(Data entries)
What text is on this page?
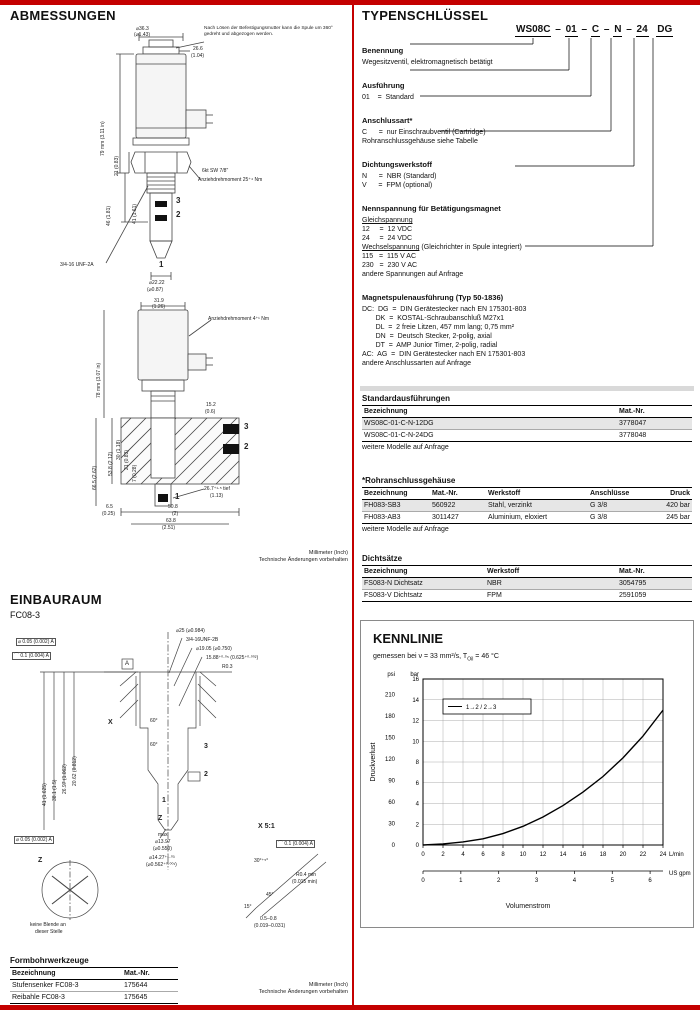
ABMESSUNGEN
Nach Lösen der Befestigungsmutter kann die Spule um 360° gedreht und abgezogen werden.
⌀36.3
(⌀1.43)
26.6
(1.04)
79 mm (3.11 in)
21 (0.83)
46 (1.81)	41 (1.61)
6kt SW 7/8"
Anziehdrehmoment 25⁺⁴ Nm
3
2
1
3/4-16 UNF-2A
⌀22.22
(⌀0.87)
31.9
(1.26)
Anziehdrehmoment 4⁺¹ Nm
78 mm (3.07 in)
30 (1.18) 21 (0.83)
53.8 (2.12)
66.5 (2.62)	7 (0.28)
15.2
(0.6)
3
2
1
26.7⁺¹·⁵ tief
(1.13)
6.5
(0.25)
50.8
(2)
63.8
(2.51)
Millimeter (Inch)
Technische Änderungen vorbehalten
EINBAURAUM
FC08-3
⌀25 (⌀0.984)
3/4-16UNF-2B
⌀19.05 (⌀0.750)
15.88⁺⁰·⁰⁵ (0.625⁺⁰·⁰⁰²)
⌀ 0.05 (0.002) A
⌒ 0.1 (0.004) A
A	R0.3
60°
60°
X
41 (1.625) 38.1 (1.5) 26.97 (1.062) 20.62 (0.812)
3
2
1
Z
max
⌀13.97
(⌀0.550)
⌀14.27⁺⁰·⁰³
(⌀0.562⁺⁰·⁰⁰¹)
⌀ 0.05 (0.002) A
X 5:1
⌒ 0.1 (0.004) A
30°⁺⁵°
R0.4 min
(0.015 min)
45°
15°
0.5–0.8
(0.019–0.031)
Z
keine Blende an
dieser Stelle
Formbohrwerkzeuge
Bezeichnung	Mat.-Nr.
Stufensenker FC08-3	175644
Reibahle FC08-3	175645
Millimeter (Inch)
Technische Änderungen vorbehalten
TYPENSCHLÜSSEL
WS08C – 01 – C – N – 24
DG
Benennung
Wegesitzventil, elektromagnetisch betätigt
Ausführung
01    =  Standard
Anschlussart*
C      =  nur Einschraubventil (Cartridge)
Rohranschlussgehäuse siehe Tabelle
Dichtungswerkstoff
N      =  NBR (Standard)
V      =  FPM (optional)
Nennspannung für Betätigungsmagnet
Gleichspannung
12     =  12 VDC
24     =  24 VDC
Wechselspannung (Gleichrichter in Spule integriert)
115   =  115 V AC
230   =  230 V AC
andere Spannungen auf Anfrage
Magnetspulenausführung (Typ 50-1836)
DC:  DG  =  DIN Gerätestecker nach EN 175301-803
DK  =  KOSTAL-Schraubanschluß M27x1
DL  =  2 freie Litzen, 457 mm lang; 0,75 mm²
DN  =  Deutsch Stecker, 2-polig, axial
DT  =  AMP Junior Timer, 2-polig, radial
AC:  AG  =  DIN Gerätestecker nach EN 175301-803
andere Anschlussarten auf Anfrage
Standardausführungen
Bezeichnung	Mat.-Nr.
WS08C-01-C-N-12DG	3778047
WS08C-01-C-N-24DG	3778048
weitere Modelle auf Anfrage
*Rohranschlussgehäuse
Bezeichnung	Mat.-Nr.	Werkstoff	Anschlüsse	Druck
FH083-SB3	560922	Stahl, verzinkt	G 3/8	420 bar
FH083-AB3	3011427	Aluminium, eloxiert	G 3/8	245 bar
weitere Modelle auf Anfrage
Dichtsätze
Bezeichnung	Werkstoff	Mat.-Nr.
FS083-N Dichtsatz	NBR	3054795
FS083-V Dichtsatz	FPM	2591059
KENNLINIE
gemessen bei ν = 33 mm²/s, $T_{Oil} = 46$ °C
psi	bar
0
30
60
90
120
150
180
210
0
2
4
6
8
10
12
14
16
0	2	4	6	8 10 12 14 16 18 20 22 24 L/min
0	1	2	3	4	5	6
US gpm
Druckverlust
1→2 / 2→3
Volumenstrom
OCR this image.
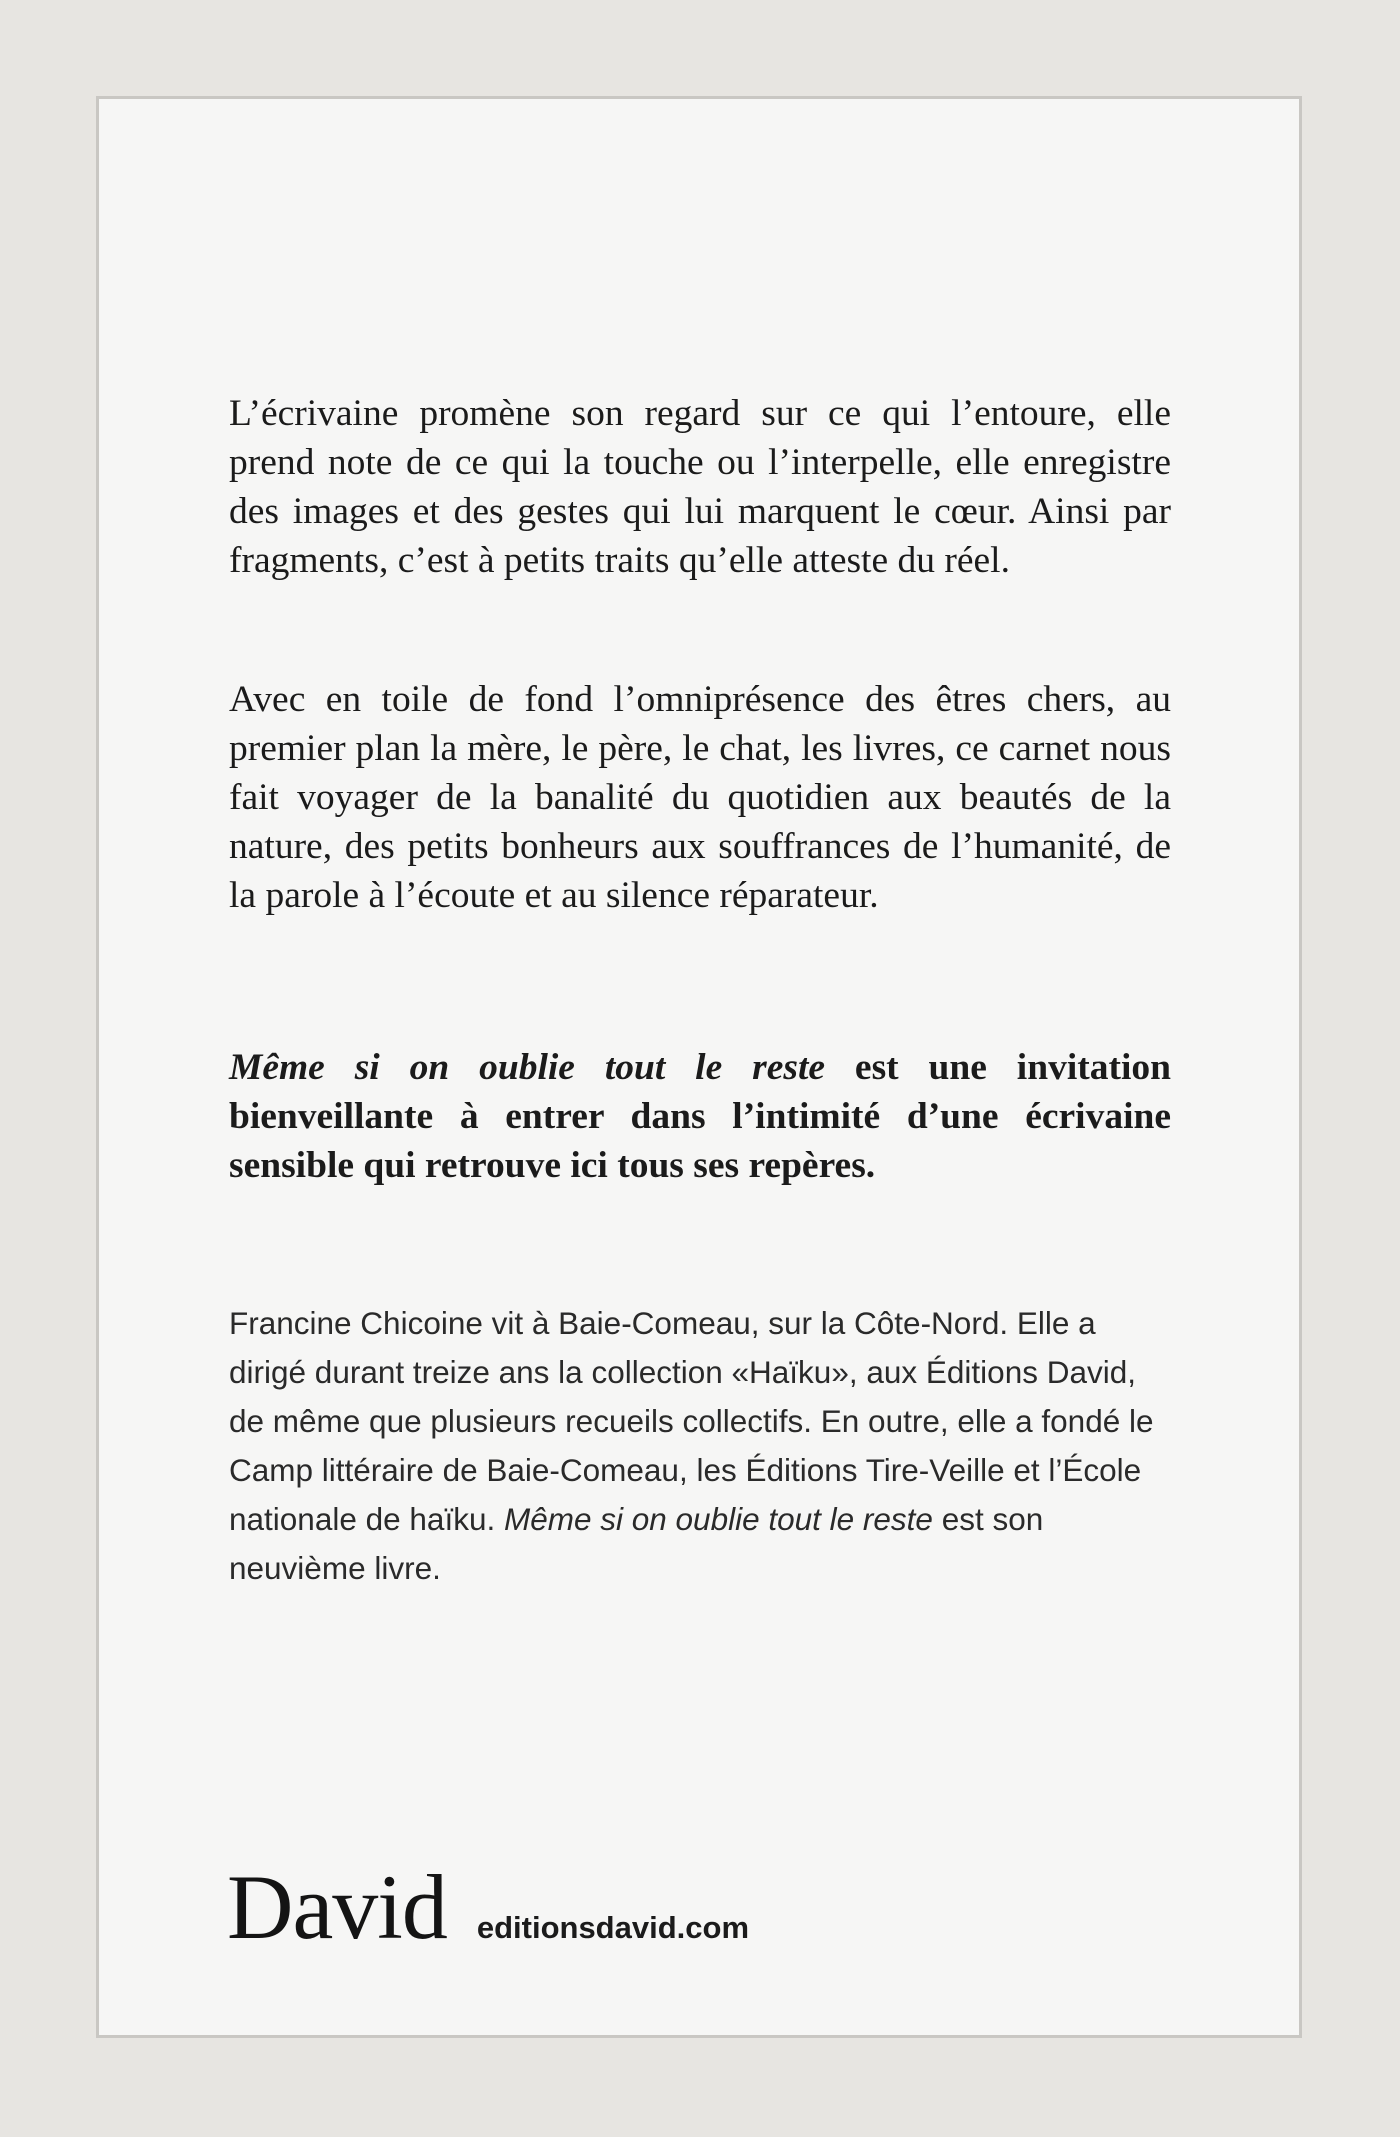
L’écrivaine promène son regard sur ce qui l’entoure, elle prend note de ce qui la touche ou l’interpelle, elle enregistre des images et des gestes qui lui marquent le cœur. Ainsi par fragments, c’est à petits traits qu’elle atteste du réel.

Avec en toile de fond l’omniprésence des êtres chers, au premier plan la mère, le père, le chat, les livres, ce carnet nous fait voyager de la banalité du quotidien aux beautés de la nature, des petits bonheurs aux souffrances de l’humanité, de la parole à l’écoute et au silence réparateur.

Même si on oublie tout le reste est une invitation bienveillante à entrer dans l’intimité d’une écrivaine sensible qui retrouve ici tous ses repères.

Francine Chicoine vit à Baie-Comeau, sur la Côte-Nord. Elle a dirigé durant treize ans la collection «Haïku», aux Éditions David, de même que plusieurs recueils collectifs. En outre, elle a fondé le Camp littéraire de Baie-Comeau, les Éditions Tire-Veille et l’École nationale de haïku. Même si on oublie tout le reste est son neuvième livre.

David editionsdavid.com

• _WHAT YOU NEED TO DO_: Return each line among the entries that holds the word "Dichtsatz".

• _OUTPUT OF THE EXERCISE_:
FS083-N Dichtsatz	NBR	3054795
FS083-V Dichtsatz	FPM	2591059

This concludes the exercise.